■ Available data:
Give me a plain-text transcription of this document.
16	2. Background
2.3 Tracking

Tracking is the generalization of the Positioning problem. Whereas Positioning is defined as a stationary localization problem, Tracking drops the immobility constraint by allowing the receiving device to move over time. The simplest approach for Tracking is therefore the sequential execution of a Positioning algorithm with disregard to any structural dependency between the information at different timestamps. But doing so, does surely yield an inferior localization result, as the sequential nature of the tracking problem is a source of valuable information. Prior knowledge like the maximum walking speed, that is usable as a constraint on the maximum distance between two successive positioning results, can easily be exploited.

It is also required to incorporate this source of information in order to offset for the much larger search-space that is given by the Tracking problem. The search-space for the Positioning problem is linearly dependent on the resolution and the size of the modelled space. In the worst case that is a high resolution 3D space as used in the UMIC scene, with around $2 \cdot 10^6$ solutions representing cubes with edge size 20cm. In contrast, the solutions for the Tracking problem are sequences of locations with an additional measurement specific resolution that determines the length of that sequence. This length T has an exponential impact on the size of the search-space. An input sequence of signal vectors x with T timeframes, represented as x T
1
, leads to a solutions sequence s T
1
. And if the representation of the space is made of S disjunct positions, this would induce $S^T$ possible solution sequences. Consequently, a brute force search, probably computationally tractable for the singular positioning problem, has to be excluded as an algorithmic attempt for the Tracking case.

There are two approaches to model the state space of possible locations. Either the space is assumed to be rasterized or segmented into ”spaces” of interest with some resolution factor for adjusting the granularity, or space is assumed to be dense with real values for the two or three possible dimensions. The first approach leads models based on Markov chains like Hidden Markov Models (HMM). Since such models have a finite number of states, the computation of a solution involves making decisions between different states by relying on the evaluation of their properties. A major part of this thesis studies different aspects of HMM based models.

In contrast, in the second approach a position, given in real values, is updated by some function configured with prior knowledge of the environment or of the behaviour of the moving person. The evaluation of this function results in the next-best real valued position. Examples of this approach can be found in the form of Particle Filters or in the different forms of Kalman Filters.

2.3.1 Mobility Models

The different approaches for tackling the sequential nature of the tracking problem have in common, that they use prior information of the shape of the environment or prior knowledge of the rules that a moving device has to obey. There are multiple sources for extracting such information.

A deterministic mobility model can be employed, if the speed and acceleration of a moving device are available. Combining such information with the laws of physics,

■ Task statement:
Write each line above out exactly.

■ The response:
Give me a plain-text transcription of this document.
16	2. Background
2.3 Tracking

Tracking is the generalization of the Positioning problem. Whereas Positioning is defined as a stationary localization problem, Tracking drops the immobility constraint by allowing the receiving device to move over time. The simplest approach for Tracking is therefore the sequential execution of a Positioning algorithm with disregard to any structural dependency between the information at different timestamps. But doing so, does surely yield an inferior localization result, as the sequential nature of the tracking problem is a source of valuable information. Prior knowledge like the maximum walking speed, that is usable as a constraint on the maximum distance between two successive positioning results, can easily be exploited.

It is also required to incorporate this source of information in order to offset for the much larger search-space that is given by the Tracking problem. The search-space for the Positioning problem is linearly dependent on the resolution and the size of the modelled space. In the worst case that is a high resolution 3D space as used in the UMIC scene, with around $2 \cdot 10^6$ solutions representing cubes with edge size 20cm. In contrast, the solutions for the Tracking problem are sequences of locations with an additional measurement specific resolution that determines the length of that sequence. This length T has an exponential impact on the size of the search-space. An input sequence of signal vectors x with T timeframes, represented as x T
1
, leads to a solutions sequence s T
1
. And if the representation of the space is made of S disjunct positions, this would induce $S^T$ possible solution sequences. Consequently, a brute force search, probably computationally tractable for the singular positioning problem, has to be excluded as an algorithmic attempt for the Tracking case.

There are two approaches to model the state space of possible locations. Either the space is assumed to be rasterized or segmented into ”spaces” of interest with some resolution factor for adjusting the granularity, or space is assumed to be dense with real values for the two or three possible dimensions. The first approach leads models based on Markov chains like Hidden Markov Models (HMM). Since such models have a finite number of states, the computation of a solution involves making decisions between different states by relying on the evaluation of their properties. A major part of this thesis studies different aspects of HMM based models.

In contrast, in the second approach a position, given in real values, is updated by some function configured with prior knowledge of the environment or of the behaviour of the moving person. The evaluation of this function results in the next-best real valued position. Examples of this approach can be found in the form of Particle Filters or in the different forms of Kalman Filters.

2.3.1 Mobility Models

The different approaches for tackling the sequential nature of the tracking problem have in common, that they use prior information of the shape of the environment or prior knowledge of the rules that a moving device has to obey. There are multiple sources for extracting such information.

A deterministic mobility model can be employed, if the speed and acceleration of a moving device are available. Combining such information with the laws of physics,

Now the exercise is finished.